* START Exercise data *
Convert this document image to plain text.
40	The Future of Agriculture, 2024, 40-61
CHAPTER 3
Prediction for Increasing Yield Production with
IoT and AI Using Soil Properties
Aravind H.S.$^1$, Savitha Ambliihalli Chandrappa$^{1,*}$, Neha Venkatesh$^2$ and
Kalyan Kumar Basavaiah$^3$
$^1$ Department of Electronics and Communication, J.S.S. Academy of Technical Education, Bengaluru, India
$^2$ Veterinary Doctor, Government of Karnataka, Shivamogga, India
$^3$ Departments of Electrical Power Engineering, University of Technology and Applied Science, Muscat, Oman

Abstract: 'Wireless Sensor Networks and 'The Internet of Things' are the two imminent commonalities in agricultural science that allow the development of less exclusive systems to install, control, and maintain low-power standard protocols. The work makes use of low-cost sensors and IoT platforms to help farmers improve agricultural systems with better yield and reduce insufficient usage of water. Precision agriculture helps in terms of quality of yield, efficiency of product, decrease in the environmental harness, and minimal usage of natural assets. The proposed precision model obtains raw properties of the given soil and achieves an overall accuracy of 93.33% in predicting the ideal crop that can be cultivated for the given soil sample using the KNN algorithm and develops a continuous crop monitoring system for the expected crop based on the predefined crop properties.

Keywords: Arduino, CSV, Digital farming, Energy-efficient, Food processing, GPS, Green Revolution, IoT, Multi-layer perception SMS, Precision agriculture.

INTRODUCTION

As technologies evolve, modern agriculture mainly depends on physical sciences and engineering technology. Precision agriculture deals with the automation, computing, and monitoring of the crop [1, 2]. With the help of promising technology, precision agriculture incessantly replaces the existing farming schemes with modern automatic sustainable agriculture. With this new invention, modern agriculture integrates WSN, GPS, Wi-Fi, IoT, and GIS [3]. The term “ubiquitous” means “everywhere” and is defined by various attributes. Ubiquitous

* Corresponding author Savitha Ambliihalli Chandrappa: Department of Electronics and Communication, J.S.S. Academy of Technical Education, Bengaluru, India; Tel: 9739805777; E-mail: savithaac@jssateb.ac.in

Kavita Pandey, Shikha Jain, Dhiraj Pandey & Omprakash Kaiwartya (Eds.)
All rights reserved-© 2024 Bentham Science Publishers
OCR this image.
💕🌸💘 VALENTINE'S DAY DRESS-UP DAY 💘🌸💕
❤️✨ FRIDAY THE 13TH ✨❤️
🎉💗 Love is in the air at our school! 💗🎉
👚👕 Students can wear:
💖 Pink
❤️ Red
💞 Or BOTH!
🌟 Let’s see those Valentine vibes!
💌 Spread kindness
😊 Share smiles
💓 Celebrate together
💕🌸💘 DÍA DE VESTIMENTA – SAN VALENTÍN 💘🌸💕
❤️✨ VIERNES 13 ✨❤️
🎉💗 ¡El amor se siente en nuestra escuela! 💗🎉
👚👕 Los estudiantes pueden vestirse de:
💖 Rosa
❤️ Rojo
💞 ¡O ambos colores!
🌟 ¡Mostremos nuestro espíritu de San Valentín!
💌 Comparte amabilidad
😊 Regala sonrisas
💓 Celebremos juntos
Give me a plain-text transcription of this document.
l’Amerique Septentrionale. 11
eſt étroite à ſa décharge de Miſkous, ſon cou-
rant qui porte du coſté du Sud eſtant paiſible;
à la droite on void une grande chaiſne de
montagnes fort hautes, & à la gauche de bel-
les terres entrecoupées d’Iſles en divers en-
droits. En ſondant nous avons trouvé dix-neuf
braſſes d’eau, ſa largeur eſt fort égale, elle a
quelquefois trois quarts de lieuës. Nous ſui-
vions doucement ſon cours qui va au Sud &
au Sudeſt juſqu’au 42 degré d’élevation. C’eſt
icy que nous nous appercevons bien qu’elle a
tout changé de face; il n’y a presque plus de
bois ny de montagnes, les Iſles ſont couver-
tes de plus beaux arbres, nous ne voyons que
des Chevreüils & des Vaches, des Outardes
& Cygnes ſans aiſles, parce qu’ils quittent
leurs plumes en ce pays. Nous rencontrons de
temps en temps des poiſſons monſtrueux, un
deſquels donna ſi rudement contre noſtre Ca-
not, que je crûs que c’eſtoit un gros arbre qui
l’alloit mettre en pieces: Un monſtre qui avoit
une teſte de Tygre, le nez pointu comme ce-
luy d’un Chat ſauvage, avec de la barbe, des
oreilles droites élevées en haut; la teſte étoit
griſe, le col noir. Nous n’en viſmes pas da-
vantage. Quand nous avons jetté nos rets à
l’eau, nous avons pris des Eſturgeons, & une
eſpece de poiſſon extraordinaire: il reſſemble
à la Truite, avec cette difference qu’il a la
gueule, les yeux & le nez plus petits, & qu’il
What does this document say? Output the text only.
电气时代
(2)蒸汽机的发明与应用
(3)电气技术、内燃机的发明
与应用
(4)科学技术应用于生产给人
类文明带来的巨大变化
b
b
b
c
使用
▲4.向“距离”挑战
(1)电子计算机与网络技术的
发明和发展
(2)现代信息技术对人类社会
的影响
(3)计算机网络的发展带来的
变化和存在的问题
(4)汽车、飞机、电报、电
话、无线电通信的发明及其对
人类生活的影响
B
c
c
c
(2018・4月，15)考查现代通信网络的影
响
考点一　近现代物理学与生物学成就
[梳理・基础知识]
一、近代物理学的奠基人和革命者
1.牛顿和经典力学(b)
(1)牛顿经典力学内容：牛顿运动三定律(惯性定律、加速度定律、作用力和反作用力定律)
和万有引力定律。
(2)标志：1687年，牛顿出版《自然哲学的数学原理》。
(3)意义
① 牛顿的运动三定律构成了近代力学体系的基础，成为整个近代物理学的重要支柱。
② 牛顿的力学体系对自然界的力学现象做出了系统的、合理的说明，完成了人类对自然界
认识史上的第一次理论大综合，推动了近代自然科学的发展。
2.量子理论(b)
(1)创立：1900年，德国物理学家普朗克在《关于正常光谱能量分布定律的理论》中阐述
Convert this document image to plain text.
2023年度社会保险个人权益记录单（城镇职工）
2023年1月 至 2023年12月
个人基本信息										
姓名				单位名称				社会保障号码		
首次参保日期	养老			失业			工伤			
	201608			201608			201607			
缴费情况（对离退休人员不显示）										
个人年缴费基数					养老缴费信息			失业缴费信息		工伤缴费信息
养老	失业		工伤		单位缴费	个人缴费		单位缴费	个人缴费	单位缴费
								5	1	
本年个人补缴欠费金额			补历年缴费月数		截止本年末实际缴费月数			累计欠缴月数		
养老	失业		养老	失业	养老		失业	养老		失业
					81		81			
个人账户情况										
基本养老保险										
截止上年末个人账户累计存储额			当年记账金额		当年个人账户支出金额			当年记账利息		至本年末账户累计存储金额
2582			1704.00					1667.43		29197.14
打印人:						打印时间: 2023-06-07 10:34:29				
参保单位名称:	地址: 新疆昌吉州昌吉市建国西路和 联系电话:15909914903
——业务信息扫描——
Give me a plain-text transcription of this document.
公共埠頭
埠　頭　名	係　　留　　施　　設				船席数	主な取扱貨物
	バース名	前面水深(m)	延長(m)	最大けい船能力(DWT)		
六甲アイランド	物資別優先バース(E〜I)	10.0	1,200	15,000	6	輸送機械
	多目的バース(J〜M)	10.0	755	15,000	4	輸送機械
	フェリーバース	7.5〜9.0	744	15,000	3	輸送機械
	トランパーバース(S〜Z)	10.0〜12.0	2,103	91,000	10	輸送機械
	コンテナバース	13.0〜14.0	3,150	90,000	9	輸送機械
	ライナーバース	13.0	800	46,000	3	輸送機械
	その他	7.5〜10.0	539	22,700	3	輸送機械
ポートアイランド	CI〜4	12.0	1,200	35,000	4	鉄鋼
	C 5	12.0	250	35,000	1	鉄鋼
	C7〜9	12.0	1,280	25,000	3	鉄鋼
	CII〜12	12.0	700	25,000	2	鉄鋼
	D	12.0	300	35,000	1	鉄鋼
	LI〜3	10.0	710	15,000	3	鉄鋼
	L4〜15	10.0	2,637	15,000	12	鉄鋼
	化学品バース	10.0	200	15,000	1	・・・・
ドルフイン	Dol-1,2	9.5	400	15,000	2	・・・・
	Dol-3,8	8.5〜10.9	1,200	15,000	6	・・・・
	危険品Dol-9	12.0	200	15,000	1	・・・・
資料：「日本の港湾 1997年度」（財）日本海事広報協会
* END Exercise data *
▸ **The problem**: State only how many lines in the material include "avons".

▸ **Answer in full**: 3